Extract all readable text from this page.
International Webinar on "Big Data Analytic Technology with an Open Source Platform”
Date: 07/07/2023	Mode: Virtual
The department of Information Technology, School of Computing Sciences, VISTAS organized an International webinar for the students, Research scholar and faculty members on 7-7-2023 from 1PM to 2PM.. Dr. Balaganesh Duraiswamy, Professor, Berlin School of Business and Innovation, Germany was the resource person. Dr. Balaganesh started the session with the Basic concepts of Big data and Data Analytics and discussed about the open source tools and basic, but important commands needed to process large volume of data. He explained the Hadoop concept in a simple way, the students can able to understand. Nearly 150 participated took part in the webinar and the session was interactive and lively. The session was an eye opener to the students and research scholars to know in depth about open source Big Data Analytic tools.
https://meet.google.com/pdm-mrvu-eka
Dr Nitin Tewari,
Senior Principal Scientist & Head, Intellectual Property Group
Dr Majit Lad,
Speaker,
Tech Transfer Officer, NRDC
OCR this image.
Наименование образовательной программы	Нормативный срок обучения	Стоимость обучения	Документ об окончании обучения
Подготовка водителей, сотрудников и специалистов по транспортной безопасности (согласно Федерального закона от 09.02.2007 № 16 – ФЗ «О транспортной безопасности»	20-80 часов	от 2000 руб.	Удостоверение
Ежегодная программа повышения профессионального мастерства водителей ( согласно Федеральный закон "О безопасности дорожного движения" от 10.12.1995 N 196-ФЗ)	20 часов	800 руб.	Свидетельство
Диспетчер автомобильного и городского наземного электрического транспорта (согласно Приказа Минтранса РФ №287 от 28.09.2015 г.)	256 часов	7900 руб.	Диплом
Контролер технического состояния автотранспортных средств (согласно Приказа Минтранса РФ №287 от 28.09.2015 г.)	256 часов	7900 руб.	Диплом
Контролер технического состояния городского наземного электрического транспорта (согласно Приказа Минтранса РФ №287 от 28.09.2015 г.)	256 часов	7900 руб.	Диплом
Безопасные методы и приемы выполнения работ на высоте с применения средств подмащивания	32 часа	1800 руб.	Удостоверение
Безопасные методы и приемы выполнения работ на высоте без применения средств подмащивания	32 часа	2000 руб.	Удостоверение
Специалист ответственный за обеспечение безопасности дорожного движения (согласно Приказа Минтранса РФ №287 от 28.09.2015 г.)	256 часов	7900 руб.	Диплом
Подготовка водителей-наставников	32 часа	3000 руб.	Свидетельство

*Task instructions*
Output each record precisely as given.

*Task response*
Extract all readable text from this page.
International Webinar on "Big Data Analytic Technology with an Open Source Platform”
Date: 07/07/2023	Mode: Virtual
The department of Information Technology, School of Computing Sciences, VISTAS organized an International webinar for the students, Research scholar and faculty members on 7-7-2023 from 1PM to 2PM.. Dr. Balaganesh Duraiswamy, Professor, Berlin School of Business and Innovation, Germany was the resource person. Dr. Balaganesh started the session with the Basic concepts of Big data and Data Analytics and discussed about the open source tools and basic, but important commands needed to process large volume of data. He explained the Hadoop concept in a simple way, the students can able to understand. Nearly 150 participated took part in the webinar and the session was interactive and lively. The session was an eye opener to the students and research scholars to know in depth about open source Big Data Analytic tools.
https://meet.google.com/pdm-mrvu-eka
Dr Nitin Tewari,
Senior Principal Scientist & Head, Intellectual Property Group
Dr Majit Lad,
Speaker,
Tech Transfer Officer, NRDC
OCR this image.
Наименование образовательной программы	Нормативный срок обучения	Стоимость обучения	Документ об окончании обучения
Подготовка водителей, сотрудников и специалистов по транспортной безопасности (согласно Федерального закона от 09.02.2007 № 16 – ФЗ «О транспортной безопасности»	20-80 часов	от 2000 руб.	Удостоверение
Ежегодная программа повышения профессионального мастерства водителей ( согласно Федеральный закон "О безопасности дорожного движения" от 10.12.1995 N 196-ФЗ)	20 часов	800 руб.	Свидетельство
Диспетчер автомобильного и городского наземного электрического транспорта (согласно Приказа Минтранса РФ №287 от 28.09.2015 г.)	256 часов	7900 руб.	Диплом
Контролер технического состояния автотранспортных средств (согласно Приказа Минтранса РФ №287 от 28.09.2015 г.)	256 часов	7900 руб.	Диплом
Контролер технического состояния городского наземного электрического транспорта (согласно Приказа Минтранса РФ №287 от 28.09.2015 г.)	256 часов	7900 руб.	Диплом
Безопасные методы и приемы выполнения работ на высоте с применения средств подмащивания	32 часа	1800 руб.	Удостоверение
Безопасные методы и приемы выполнения работ на высоте без применения средств подмащивания	32 часа	2000 руб.	Удостоверение
Специалист ответственный за обеспечение безопасности дорожного движения (согласно Приказа Минтранса РФ №287 от 28.09.2015 г.)	256 часов	7900 руб.	Диплом
Подготовка водителей-наставников	32 часа	3000 руб.	Свидетельство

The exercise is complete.